→ PROBLEM STATEMENT
Leave out the pictures and repeat every record exactly.

→ GIVEN DATA
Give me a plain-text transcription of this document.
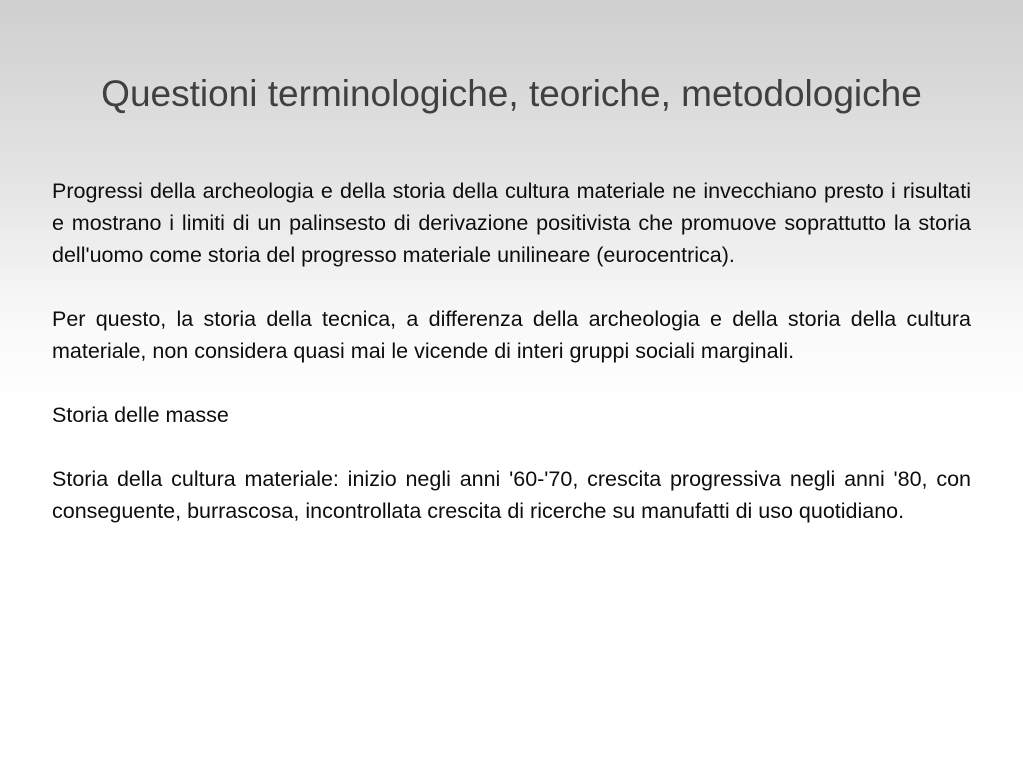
Questioni terminologiche, teoriche, metodologiche

Progressi della archeologia e della storia della cultura materiale ne invecchiano presto i risultati e mostrano i limiti di un palinsesto di derivazione positivista che promuove soprattutto la storia dell'uomo come storia del progresso materiale unilineare (eurocentrica).

Per questo, la storia della tecnica, a differenza della archeologia e della storia della cultura materiale, non considera quasi mai le vicende di interi gruppi sociali marginali.

Storia delle masse

Storia della cultura materiale: inizio negli anni '60-'70, crescita progressiva negli anni '80, con conseguente, burrascosa, incontrollata crescita di ricerche su manufatti di uso quotidiano.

→ PROBLEM SOLUTION
Give me a plain-text transcription of this document.
Questioni terminologiche, teoriche, metodologiche

Progressi della archeologia e della storia della cultura materiale ne invecchiano presto i risultati e mostrano i limiti di un palinsesto di derivazione positivista che promuove soprattutto la storia dell'uomo come storia del progresso materiale unilineare (eurocentrica).

Per questo, la storia della tecnica, a differenza della archeologia e della storia della cultura materiale, non considera quasi mai le vicende di interi gruppi sociali marginali.

Storia delle masse

Storia della cultura materiale: inizio negli anni '60-'70, crescita progressiva negli anni '80, con conseguente, burrascosa, incontrollata crescita di ricerche su manufatti di uso quotidiano.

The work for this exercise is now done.